[Visual layout records]
** Begin **
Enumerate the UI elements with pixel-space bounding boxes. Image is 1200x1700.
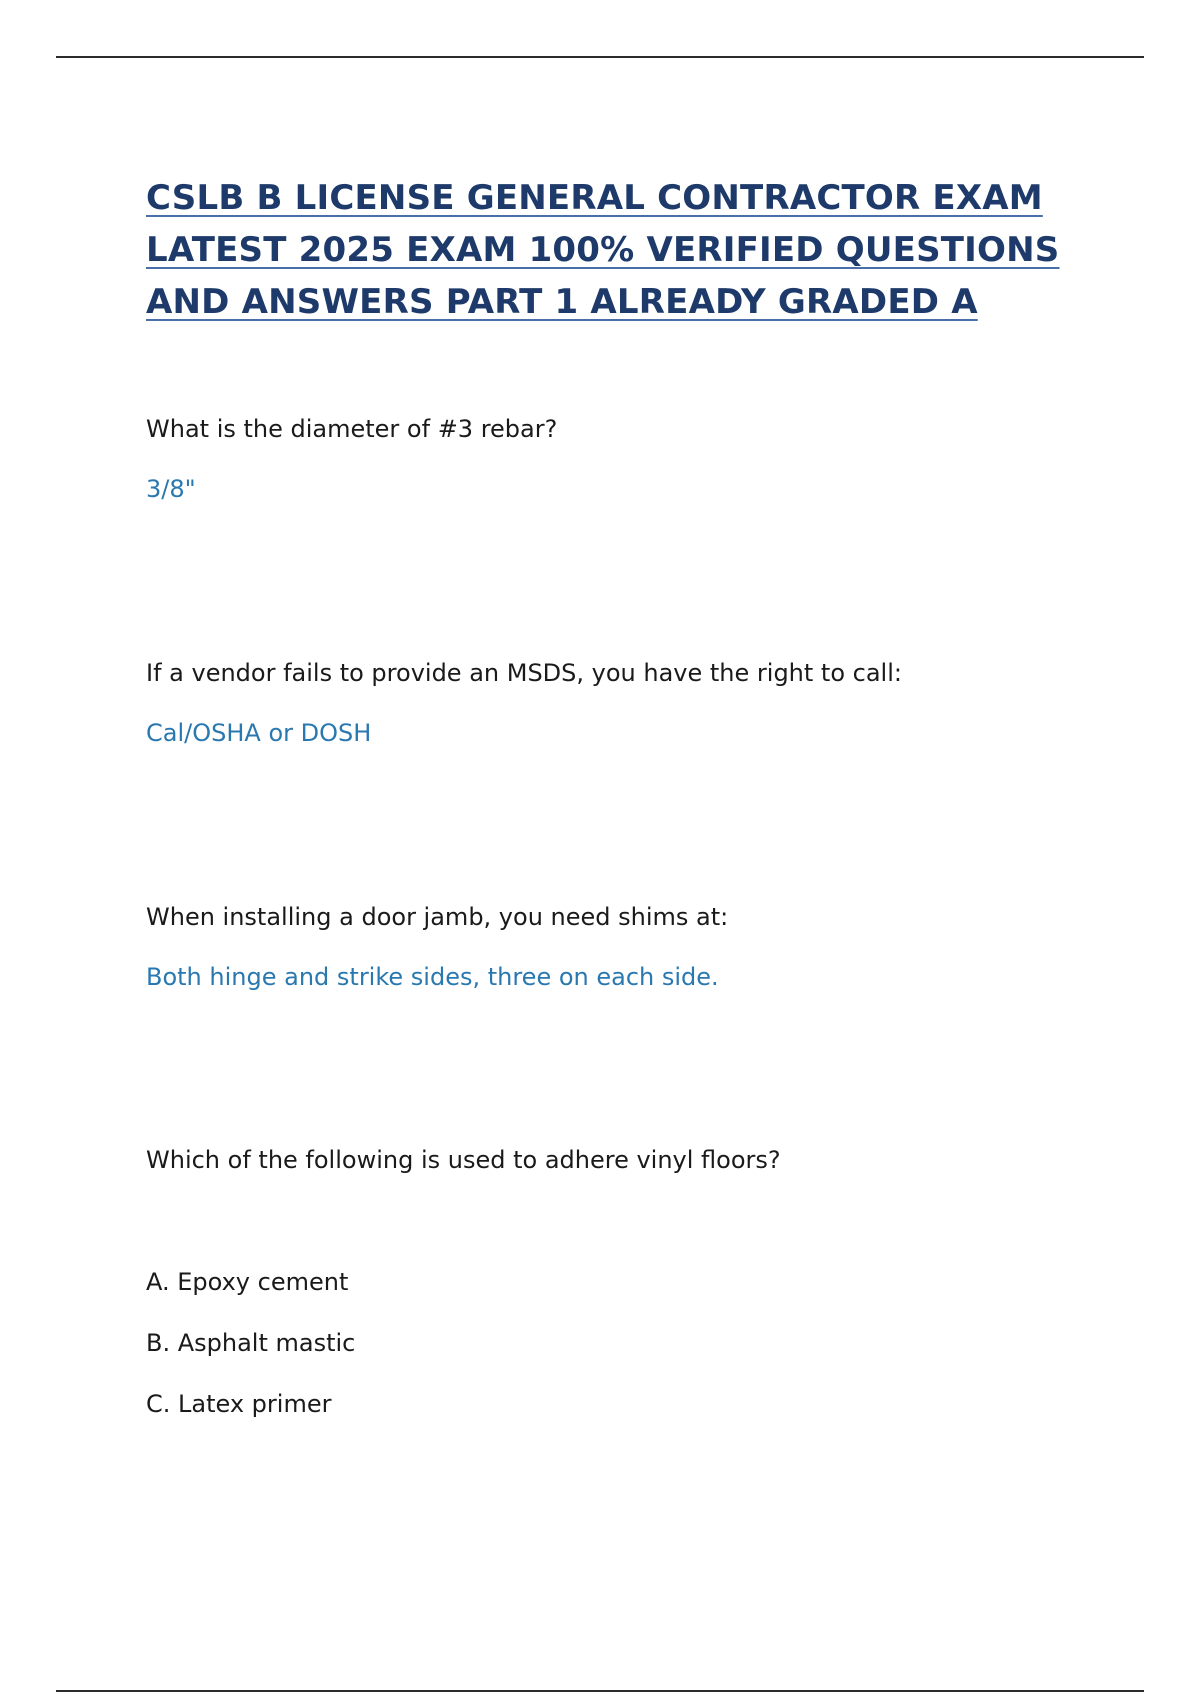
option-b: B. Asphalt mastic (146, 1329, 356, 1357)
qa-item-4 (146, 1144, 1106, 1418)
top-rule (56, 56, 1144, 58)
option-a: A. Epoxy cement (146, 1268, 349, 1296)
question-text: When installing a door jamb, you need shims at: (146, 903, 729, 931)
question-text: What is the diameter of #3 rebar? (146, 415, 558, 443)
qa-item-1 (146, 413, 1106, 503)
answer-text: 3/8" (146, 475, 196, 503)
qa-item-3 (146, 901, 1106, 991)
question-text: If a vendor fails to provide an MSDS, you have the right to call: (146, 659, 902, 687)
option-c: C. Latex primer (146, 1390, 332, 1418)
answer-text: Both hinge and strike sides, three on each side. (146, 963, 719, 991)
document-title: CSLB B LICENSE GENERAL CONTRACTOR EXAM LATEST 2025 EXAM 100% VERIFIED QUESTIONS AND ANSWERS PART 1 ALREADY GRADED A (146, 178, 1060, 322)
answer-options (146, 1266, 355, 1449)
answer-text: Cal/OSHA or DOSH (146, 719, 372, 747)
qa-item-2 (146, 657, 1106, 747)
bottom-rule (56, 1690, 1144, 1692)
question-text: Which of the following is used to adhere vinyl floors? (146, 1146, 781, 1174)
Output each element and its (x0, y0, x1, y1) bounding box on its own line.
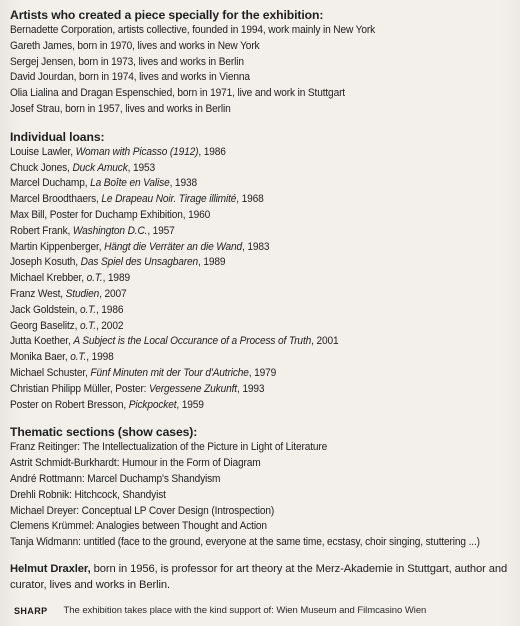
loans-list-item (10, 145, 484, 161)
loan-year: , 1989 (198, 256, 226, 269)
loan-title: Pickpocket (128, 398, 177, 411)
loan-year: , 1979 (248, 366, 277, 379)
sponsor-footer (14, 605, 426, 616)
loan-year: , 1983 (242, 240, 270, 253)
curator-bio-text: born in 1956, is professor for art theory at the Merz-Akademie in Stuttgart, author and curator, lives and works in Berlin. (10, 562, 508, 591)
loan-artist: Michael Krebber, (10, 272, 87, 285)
** End **
Count the lines in the listing that contain the string "title". Reply with the number only.

2